[Stored entries]

+ + + + +

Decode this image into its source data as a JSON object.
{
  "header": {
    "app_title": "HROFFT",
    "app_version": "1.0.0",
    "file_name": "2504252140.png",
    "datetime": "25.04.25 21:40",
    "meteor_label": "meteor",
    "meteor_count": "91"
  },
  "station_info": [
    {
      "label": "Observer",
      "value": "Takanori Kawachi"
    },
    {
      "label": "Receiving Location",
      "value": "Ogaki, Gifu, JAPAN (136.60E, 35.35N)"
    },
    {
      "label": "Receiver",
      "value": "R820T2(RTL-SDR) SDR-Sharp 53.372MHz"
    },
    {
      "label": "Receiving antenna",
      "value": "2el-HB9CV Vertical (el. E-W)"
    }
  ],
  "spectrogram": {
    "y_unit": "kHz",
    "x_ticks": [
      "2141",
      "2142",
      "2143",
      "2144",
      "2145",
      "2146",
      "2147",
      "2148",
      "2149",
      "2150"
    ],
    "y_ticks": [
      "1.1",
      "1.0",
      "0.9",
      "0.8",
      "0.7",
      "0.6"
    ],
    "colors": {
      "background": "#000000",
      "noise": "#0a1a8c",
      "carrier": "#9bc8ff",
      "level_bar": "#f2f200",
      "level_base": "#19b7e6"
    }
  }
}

+ + + + +

EXERCISE INSTRUCTIONS ::
Restate the whole listing exactly.

WRITTEN RESPONSE ::
Decode this image into its source data as a JSON object.
{
  "header": {
    "app_title": "HROFFT",
    "app_version": "1.0.0",
    "file_name": "2504252140.png",
    "datetime": "25.04.25 21:40",
    "meteor_label": "meteor",
    "meteor_count": "91"
  },
  "station_info": [
    {
      "label": "Observer",
      "value": "Takanori Kawachi"
    },
    {
      "label": "Receiving Location",
      "value": "Ogaki, Gifu, JAPAN (136.60E, 35.35N)"
    },
    {
      "label": "Receiver",
      "value": "R820T2(RTL-SDR) SDR-Sharp 53.372MHz"
    },
    {
      "label": "Receiving antenna",
      "value": "2el-HB9CV Vertical (el. E-W)"
    }
  ],
  "spectrogram": {
    "y_unit": "kHz",
    "x_ticks": [
      "2141",
      "2142",
      "2143",
      "2144",
      "2145",
      "2146",
      "2147",
      "2148",
      "2149",
      "2150"
    ],
    "y_ticks": [
      "1.1",
      "1.0",
      "0.9",
      "0.8",
      "0.7",
      "0.6"
    ],
    "colors": {
      "background": "#000000",
      "noise": "#0a1a8c",
      "carrier": "#9bc8ff",
      "level_bar": "#f2f200",
      "level_base": "#19b7e6"
    }
  }
}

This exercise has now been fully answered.